Return the records exactly as they are.

Dataset records –
****************************************

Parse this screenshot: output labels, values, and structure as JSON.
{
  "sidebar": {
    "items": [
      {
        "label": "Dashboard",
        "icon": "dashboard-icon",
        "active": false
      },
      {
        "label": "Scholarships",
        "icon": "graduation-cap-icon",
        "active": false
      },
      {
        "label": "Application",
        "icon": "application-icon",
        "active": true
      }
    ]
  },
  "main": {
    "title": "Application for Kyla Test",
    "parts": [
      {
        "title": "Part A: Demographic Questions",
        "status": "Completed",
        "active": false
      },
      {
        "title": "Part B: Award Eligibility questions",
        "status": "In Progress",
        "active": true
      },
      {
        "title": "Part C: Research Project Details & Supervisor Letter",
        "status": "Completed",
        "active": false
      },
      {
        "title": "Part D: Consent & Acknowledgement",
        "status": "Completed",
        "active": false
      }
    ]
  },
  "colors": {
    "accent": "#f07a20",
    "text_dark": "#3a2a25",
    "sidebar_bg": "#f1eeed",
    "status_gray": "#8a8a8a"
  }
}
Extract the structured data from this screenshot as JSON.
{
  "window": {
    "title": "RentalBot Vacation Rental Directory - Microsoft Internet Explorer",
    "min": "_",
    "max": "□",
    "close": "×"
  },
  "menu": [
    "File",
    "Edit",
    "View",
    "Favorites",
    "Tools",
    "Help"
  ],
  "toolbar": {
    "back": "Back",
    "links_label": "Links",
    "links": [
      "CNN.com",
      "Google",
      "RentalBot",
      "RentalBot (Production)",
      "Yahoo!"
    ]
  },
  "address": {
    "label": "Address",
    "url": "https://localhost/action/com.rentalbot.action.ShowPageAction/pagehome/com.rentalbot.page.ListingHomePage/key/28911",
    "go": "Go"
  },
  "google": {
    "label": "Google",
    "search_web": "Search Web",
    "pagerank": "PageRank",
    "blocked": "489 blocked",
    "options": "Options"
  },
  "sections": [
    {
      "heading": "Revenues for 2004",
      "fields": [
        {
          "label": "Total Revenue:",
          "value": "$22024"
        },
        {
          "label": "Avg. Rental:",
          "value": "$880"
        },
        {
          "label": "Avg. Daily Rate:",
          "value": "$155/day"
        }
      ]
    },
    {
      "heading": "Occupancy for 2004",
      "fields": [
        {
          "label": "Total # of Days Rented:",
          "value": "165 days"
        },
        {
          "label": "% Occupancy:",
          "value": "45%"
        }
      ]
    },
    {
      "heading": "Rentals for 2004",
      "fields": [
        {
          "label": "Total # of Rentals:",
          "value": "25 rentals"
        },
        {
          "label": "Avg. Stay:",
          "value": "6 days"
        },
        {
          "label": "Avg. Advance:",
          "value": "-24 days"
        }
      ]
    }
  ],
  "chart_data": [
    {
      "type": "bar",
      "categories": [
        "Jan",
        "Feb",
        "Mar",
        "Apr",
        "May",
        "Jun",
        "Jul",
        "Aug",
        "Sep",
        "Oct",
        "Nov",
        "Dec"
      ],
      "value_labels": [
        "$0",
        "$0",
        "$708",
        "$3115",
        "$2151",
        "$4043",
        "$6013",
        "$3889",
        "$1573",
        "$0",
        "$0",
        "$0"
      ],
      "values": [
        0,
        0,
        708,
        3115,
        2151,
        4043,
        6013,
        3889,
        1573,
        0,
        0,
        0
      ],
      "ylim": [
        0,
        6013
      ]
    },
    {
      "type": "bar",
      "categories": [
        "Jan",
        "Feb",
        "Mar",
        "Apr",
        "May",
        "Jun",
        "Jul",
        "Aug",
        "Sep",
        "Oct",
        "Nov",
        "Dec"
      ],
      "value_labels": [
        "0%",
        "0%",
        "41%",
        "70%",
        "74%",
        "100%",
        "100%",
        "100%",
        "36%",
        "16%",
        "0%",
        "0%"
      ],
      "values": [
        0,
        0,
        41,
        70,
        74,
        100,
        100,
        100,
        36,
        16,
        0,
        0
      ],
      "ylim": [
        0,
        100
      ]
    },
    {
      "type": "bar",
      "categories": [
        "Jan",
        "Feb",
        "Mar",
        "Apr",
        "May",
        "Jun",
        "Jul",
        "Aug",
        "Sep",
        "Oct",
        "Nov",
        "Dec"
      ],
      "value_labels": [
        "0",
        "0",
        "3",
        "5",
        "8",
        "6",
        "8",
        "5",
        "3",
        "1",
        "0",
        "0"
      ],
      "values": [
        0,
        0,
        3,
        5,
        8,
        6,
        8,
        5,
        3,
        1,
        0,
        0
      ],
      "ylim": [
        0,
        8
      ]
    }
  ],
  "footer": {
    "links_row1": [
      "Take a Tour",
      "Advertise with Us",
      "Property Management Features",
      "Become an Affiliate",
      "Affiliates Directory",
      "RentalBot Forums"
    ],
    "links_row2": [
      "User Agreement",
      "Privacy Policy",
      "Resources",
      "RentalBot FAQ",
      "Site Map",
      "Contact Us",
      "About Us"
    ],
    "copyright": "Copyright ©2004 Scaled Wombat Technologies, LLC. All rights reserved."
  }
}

****************************************

Exercise solution –
Parse this screenshot: output labels, values, and structure as JSON.
{
  "sidebar": {
    "items": [
      {
        "label": "Dashboard",
        "icon": "dashboard-icon",
        "active": false
      },
      {
        "label": "Scholarships",
        "icon": "graduation-cap-icon",
        "active": false
      },
      {
        "label": "Application",
        "icon": "application-icon",
        "active": true
      }
    ]
  },
  "main": {
    "title": "Application for Kyla Test",
    "parts": [
      {
        "title": "Part A: Demographic Questions",
        "status": "Completed",
        "active": false
      },
      {
        "title": "Part B: Award Eligibility questions",
        "status": "In Progress",
        "active": true
      },
      {
        "title": "Part C: Research Project Details & Supervisor Letter",
        "status": "Completed",
        "active": false
      },
      {
        "title": "Part D: Consent & Acknowledgement",
        "status": "Completed",
        "active": false
      }
    ]
  },
  "colors": {
    "accent": "#f07a20",
    "text_dark": "#3a2a25",
    "sidebar_bg": "#f1eeed",
    "status_gray": "#8a8a8a"
  }
}
Extract the structured data from this screenshot as JSON.
{
  "window": {
    "title": "RentalBot Vacation Rental Directory - Microsoft Internet Explorer",
    "min": "_",
    "max": "□",
    "close": "×"
  },
  "menu": [
    "File",
    "Edit",
    "View",
    "Favorites",
    "Tools",
    "Help"
  ],
  "toolbar": {
    "back": "Back",
    "links_label": "Links",
    "links": [
      "CNN.com",
      "Google",
      "RentalBot",
      "RentalBot (Production)",
      "Yahoo!"
    ]
  },
  "address": {
    "label": "Address",
    "url": "https://localhost/action/com.rentalbot.action.ShowPageAction/pagehome/com.rentalbot.page.ListingHomePage/key/28911",
    "go": "Go"
  },
  "google": {
    "label": "Google",
    "search_web": "Search Web",
    "pagerank": "PageRank",
    "blocked": "489 blocked",
    "options": "Options"
  },
  "sections": [
    {
      "heading": "Revenues for 2004",
      "fields": [
        {
          "label": "Total Revenue:",
          "value": "$22024"
        },
        {
          "label": "Avg. Rental:",
          "value": "$880"
        },
        {
          "label": "Avg. Daily Rate:",
          "value": "$155/day"
        }
      ]
    },
    {
      "heading": "Occupancy for 2004",
      "fields": [
        {
          "label": "Total # of Days Rented:",
          "value": "165 days"
        },
        {
          "label": "% Occupancy:",
          "value": "45%"
        }
      ]
    },
    {
      "heading": "Rentals for 2004",
      "fields": [
        {
          "label": "Total # of Rentals:",
          "value": "25 rentals"
        },
        {
          "label": "Avg. Stay:",
          "value": "6 days"
        },
        {
          "label": "Avg. Advance:",
          "value": "-24 days"
        }
      ]
    }
  ],
  "chart_data": [
    {
      "type": "bar",
      "categories": [
        "Jan",
        "Feb",
        "Mar",
        "Apr",
        "May",
        "Jun",
        "Jul",
        "Aug",
        "Sep",
        "Oct",
        "Nov",
        "Dec"
      ],
      "value_labels": [
        "$0",
        "$0",
        "$708",
        "$3115",
        "$2151",
        "$4043",
        "$6013",
        "$3889",
        "$1573",
        "$0",
        "$0",
        "$0"
      ],
      "values": [
        0,
        0,
        708,
        3115,
        2151,
        4043,
        6013,
        3889,
        1573,
        0,
        0,
        0
      ],
      "ylim": [
        0,
        6013
      ]
    },
    {
      "type": "bar",
      "categories": [
        "Jan",
        "Feb",
        "Mar",
        "Apr",
        "May",
        "Jun",
        "Jul",
        "Aug",
        "Sep",
        "Oct",
        "Nov",
        "Dec"
      ],
      "value_labels": [
        "0%",
        "0%",
        "41%",
        "70%",
        "74%",
        "100%",
        "100%",
        "100%",
        "36%",
        "16%",
        "0%",
        "0%"
      ],
      "values": [
        0,
        0,
        41,
        70,
        74,
        100,
        100,
        100,
        36,
        16,
        0,
        0
      ],
      "ylim": [
        0,
        100
      ]
    },
    {
      "type": "bar",
      "categories": [
        "Jan",
        "Feb",
        "Mar",
        "Apr",
        "May",
        "Jun",
        "Jul",
        "Aug",
        "Sep",
        "Oct",
        "Nov",
        "Dec"
      ],
      "value_labels": [
        "0",
        "0",
        "3",
        "5",
        "8",
        "6",
        "8",
        "5",
        "3",
        "1",
        "0",
        "0"
      ],
      "values": [
        0,
        0,
        3,
        5,
        8,
        6,
        8,
        5,
        3,
        1,
        0,
        0
      ],
      "ylim": [
        0,
        8
      ]
    }
  ],
  "footer": {
    "links_row1": [
      "Take a Tour",
      "Advertise with Us",
      "Property Management Features",
      "Become an Affiliate",
      "Affiliates Directory",
      "RentalBot Forums"
    ],
    "links_row2": [
      "User Agreement",
      "Privacy Policy",
      "Resources",
      "RentalBot FAQ",
      "Site Map",
      "Contact Us",
      "About Us"
    ],
    "copyright": "Copyright ©2004 Scaled Wombat Technologies, LLC. All rights reserved."
  }
}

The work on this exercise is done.